Restate, word for word, the run of lines that starts at the line containing "Give me the" and ends with the final line of the listing. Leave pictures out.
########################################
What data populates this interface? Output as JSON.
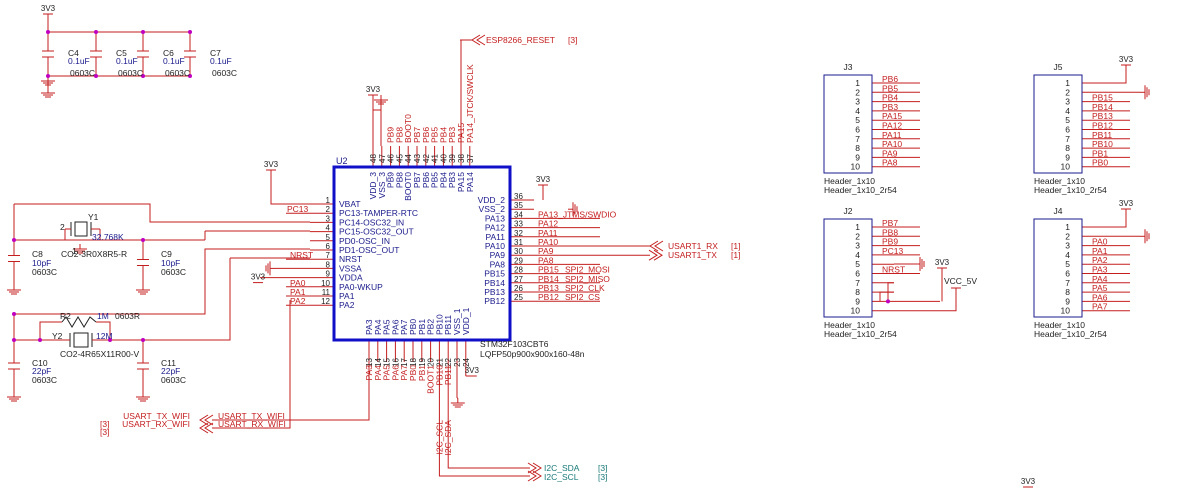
{
  "colors": {
    "wire": "#c41e1e",
    "chip": "#1010c8",
    "pin_text": "#1a1a8c",
    "net_text": "#c41e1e",
    "i2c_text": "#1a7a7a",
    "junction": "#c000c0"
  },
  "chip": {
    "ref": "U2",
    "part": "STM32F103CBT6",
    "footprint": "LQFP50p900x900x160-48n"
  },
  "left_pins": [
    {
      "num": "1",
      "name": "VBAT"
    },
    {
      "num": "2",
      "name": "PC13-TAMPER-RTC"
    },
    {
      "num": "3",
      "name": "PC14-OSC32_IN"
    },
    {
      "num": "4",
      "name": "PC15-OSC32_OUT"
    },
    {
      "num": "5",
      "name": "PD0-OSC_IN"
    },
    {
      "num": "6",
      "name": "PD1-OSC_OUT"
    },
    {
      "num": "7",
      "name": "NRST"
    },
    {
      "num": "8",
      "name": "VSSA"
    },
    {
      "num": "9",
      "name": "VDDA"
    },
    {
      "num": "10",
      "name": "PA0-WKUP"
    },
    {
      "num": "11",
      "name": "PA1"
    },
    {
      "num": "12",
      "name": "PA2"
    }
  ],
  "right_pins": [
    {
      "num": "36",
      "name": "VDD_2"
    },
    {
      "num": "35",
      "name": "VSS_2"
    },
    {
      "num": "34",
      "name": "PA13"
    },
    {
      "num": "33",
      "name": "PA12"
    },
    {
      "num": "32",
      "name": "PA11"
    },
    {
      "num": "31",
      "name": "PA10"
    },
    {
      "num": "30",
      "name": "PA9"
    },
    {
      "num": "29",
      "name": "PA8"
    },
    {
      "num": "28",
      "name": "PB15"
    },
    {
      "num": "27",
      "name": "PB14"
    },
    {
      "num": "26",
      "name": "PB13"
    },
    {
      "num": "25",
      "name": "PB12"
    }
  ],
  "top_pins": [
    {
      "num": "48",
      "name": "VDD_3"
    },
    {
      "num": "47",
      "name": "VSS_3"
    },
    {
      "num": "46",
      "name": "PB9"
    },
    {
      "num": "45",
      "name": "PB8"
    },
    {
      "num": "44",
      "name": "BOOT0"
    },
    {
      "num": "43",
      "name": "PB7"
    },
    {
      "num": "42",
      "name": "PB6"
    },
    {
      "num": "41",
      "name": "PB5"
    },
    {
      "num": "40",
      "name": "PB4"
    },
    {
      "num": "39",
      "name": "PB3"
    },
    {
      "num": "38",
      "name": "PA15"
    },
    {
      "num": "37",
      "name": "PA14"
    }
  ],
  "bottom_pins": [
    {
      "num": "13",
      "name": "PA3"
    },
    {
      "num": "14",
      "name": "PA4"
    },
    {
      "num": "15",
      "name": "PA5"
    },
    {
      "num": "16",
      "name": "PA6"
    },
    {
      "num": "17",
      "name": "PA7"
    },
    {
      "num": "18",
      "name": "PB0"
    },
    {
      "num": "19",
      "name": "PB1"
    },
    {
      "num": "20",
      "name": "PB2"
    },
    {
      "num": "21",
      "name": "PB10"
    },
    {
      "num": "22",
      "name": "PB11"
    },
    {
      "num": "23",
      "name": "VSS_1"
    },
    {
      "num": "24",
      "name": "VDD_1"
    }
  ],
  "top_nets": [
    "PB9",
    "PB8",
    "BOOT0",
    "PB7",
    "PB6",
    "PB5",
    "PB4",
    "PB3",
    "PA15",
    "PA14_JTCK/SWCLK"
  ],
  "bottom_nets": [
    "PA3",
    "PA4",
    "PA5",
    "PA6",
    "PA7",
    "PB0",
    "PB1",
    "BOOT1",
    "PB10",
    "PB11"
  ],
  "left_nets": {
    "pc13": "PC13",
    "nrst": "NRST",
    "pa0": "PA0",
    "pa1": "PA1",
    "pa2": "PA2"
  },
  "right_nets": [
    "PA13_JTMS/SWDIO",
    "PA12",
    "PA11",
    "PA10",
    "PA9",
    "PA8",
    "PB15",
    "PB14",
    "PB13",
    "PB12"
  ],
  "spi_labels": [
    "SPI2_MOSI",
    "SPI2_MISO",
    "SPI2_CLK",
    "SPI2_CS"
  ],
  "power": {
    "v3": "3V3",
    "vcc5": "VCC_5V"
  },
  "offpage": {
    "esp_reset": "ESP8266_RESET",
    "esp_ref": "[3]",
    "usart1_rx": "USART1_RX",
    "usart1_tx": "USART1_TX",
    "usart1_ref": "[1]",
    "usart_tx_wifi": "USART_TX_WIFI",
    "usart_rx_wifi": "USART_RX_WIFI",
    "wifi_ref": "[3]",
    "i2c_sda": "I2C_SDA",
    "i2c_scl": "I2C_SCL",
    "i2c_ref": "[3]",
    "i2c_scl_v": "I2C_SCL",
    "i2c_sda_v": "I2C_SDA"
  },
  "caps_top": [
    {
      "ref": "C4",
      "value": "0.1uF",
      "pkg": "0603C"
    },
    {
      "ref": "C5",
      "value": "0.1uF",
      "pkg": "0603C"
    },
    {
      "ref": "C6",
      "value": "0.1uF",
      "pkg": "0603C"
    },
    {
      "ref": "C7",
      "value": "0.1uF",
      "pkg": "0603C"
    }
  ],
  "osc": {
    "c8": {
      "ref": "C8",
      "value": "10pF",
      "pkg": "0603C"
    },
    "c9": {
      "ref": "C9",
      "value": "10pF",
      "pkg": "0603C"
    },
    "y1": {
      "ref": "Y1",
      "freq": "32.768K",
      "pkg": "CO2-3R0X8R5-R",
      "pin2": "2",
      "pin1": "1"
    },
    "c10": {
      "ref": "C10",
      "value": "22pF",
      "pkg": "0603C"
    },
    "c11": {
      "ref": "C11",
      "value": "22pF",
      "pkg": "0603C"
    },
    "y2": {
      "ref": "Y2",
      "freq": "12M",
      "pkg": "CO2-4R65X11R00-V"
    },
    "r2": {
      "ref": "R2",
      "value": "1M",
      "pkg": "0603R"
    }
  },
  "headers": [
    {
      "ref": "J3",
      "value": "Header_1x10",
      "pkg": "Header_1x10_2r54",
      "nets": [
        "PB6",
        "PB5",
        "PB4",
        "PB3",
        "PA15",
        "PA12",
        "PA11",
        "PA10",
        "PA9",
        "PA8"
      ]
    },
    {
      "ref": "J5",
      "value": "Header_1x10",
      "pkg": "Header_1x10_2r54",
      "nets": [
        "",
        "",
        "PB15",
        "PB14",
        "PB13",
        "PB12",
        "PB11",
        "PB10",
        "PB1",
        "PB0"
      ]
    },
    {
      "ref": "J2",
      "value": "Header_1x10",
      "pkg": "Header_1x10_2r54",
      "nets": [
        "PB7",
        "PB8",
        "PB9",
        "PC13",
        "",
        "NRST",
        "",
        "",
        "",
        ""
      ]
    },
    {
      "ref": "J4",
      "value": "Header_1x10",
      "pkg": "Header_1x10_2r54",
      "nets": [
        "",
        "",
        "PA0",
        "PA1",
        "PA2",
        "PA3",
        "PA4",
        "PA5",
        "PA6",
        "PA7"
      ]
    }
  ]
}
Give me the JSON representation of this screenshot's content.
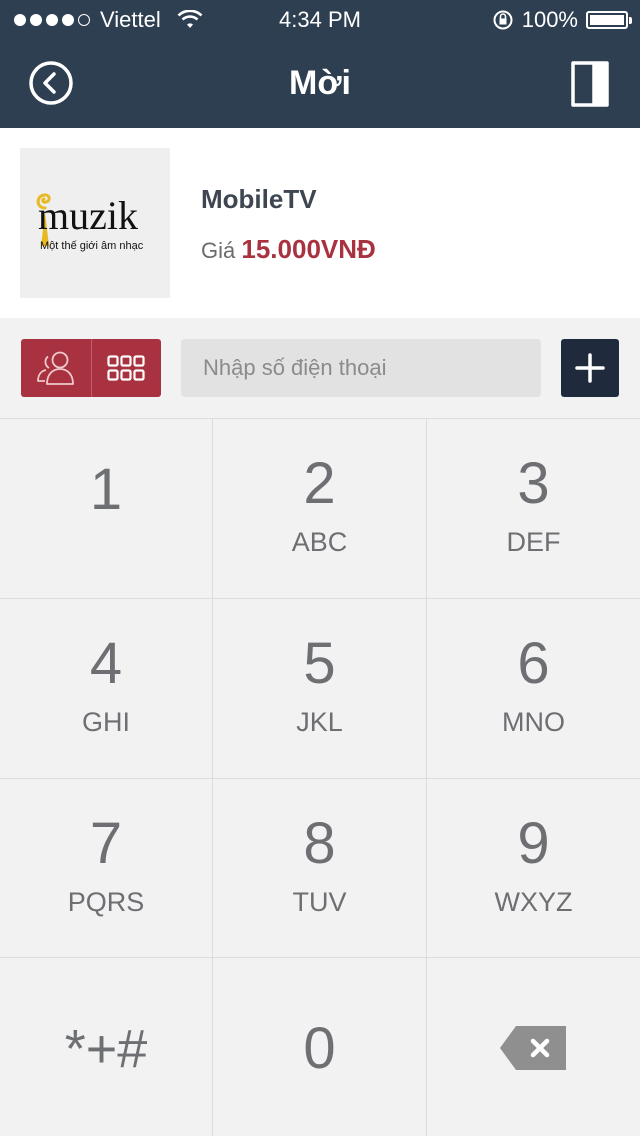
{
  "status_bar": {
    "carrier": "Viettel",
    "time": "4:34 PM",
    "battery": "100%",
    "battery_level": 1.0
  },
  "nav": {
    "title": "Mời"
  },
  "product": {
    "logo_text": "muzik",
    "logo_tagline": "Một thế giới âm nhạc",
    "name": "MobileTV",
    "price_label": "Giá",
    "price_value": "15.000VNĐ"
  },
  "input": {
    "placeholder": "Nhập số điện thoại",
    "value": ""
  },
  "keypad": {
    "keys": [
      {
        "digit": "1",
        "letters": ""
      },
      {
        "digit": "2",
        "letters": "ABC"
      },
      {
        "digit": "3",
        "letters": "DEF"
      },
      {
        "digit": "4",
        "letters": "GHI"
      },
      {
        "digit": "5",
        "letters": "JKL"
      },
      {
        "digit": "6",
        "letters": "MNO"
      },
      {
        "digit": "7",
        "letters": "PQRS"
      },
      {
        "digit": "8",
        "letters": "TUV"
      },
      {
        "digit": "9",
        "letters": "WXYZ"
      }
    ],
    "symbols": "*+#",
    "zero": "0"
  },
  "colors": {
    "header": "#2e3f52",
    "accent_red": "#a8323f",
    "dark_button": "#1f2a3d",
    "keypad_bg": "#f2f2f2"
  }
}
########################################
> **RIGHT ANSWER**:
Give me the JSON representation of this screenshot's content.
{
  "status_bar": {
    "carrier": "Viettel",
    "time": "4:34 PM",
    "battery": "100%",
    "battery_level": 1.0
  },
  "nav": {
    "title": "Mời"
  },
  "product": {
    "logo_text": "muzik",
    "logo_tagline": "Một thế giới âm nhạc",
    "name": "MobileTV",
    "price_label": "Giá",
    "price_value": "15.000VNĐ"
  },
  "input": {
    "placeholder": "Nhập số điện thoại",
    "value": ""
  },
  "keypad": {
    "keys": [
      {
        "digit": "1",
        "letters": ""
      },
      {
        "digit": "2",
        "letters": "ABC"
      },
      {
        "digit": "3",
        "letters": "DEF"
      },
      {
        "digit": "4",
        "letters": "GHI"
      },
      {
        "digit": "5",
        "letters": "JKL"
      },
      {
        "digit": "6",
        "letters": "MNO"
      },
      {
        "digit": "7",
        "letters": "PQRS"
      },
      {
        "digit": "8",
        "letters": "TUV"
      },
      {
        "digit": "9",
        "letters": "WXYZ"
      }
    ],
    "symbols": "*+#",
    "zero": "0"
  },
  "colors": {
    "header": "#2e3f52",
    "accent_red": "#a8323f",
    "dark_button": "#1f2a3d",
    "keypad_bg": "#f2f2f2"
  }
}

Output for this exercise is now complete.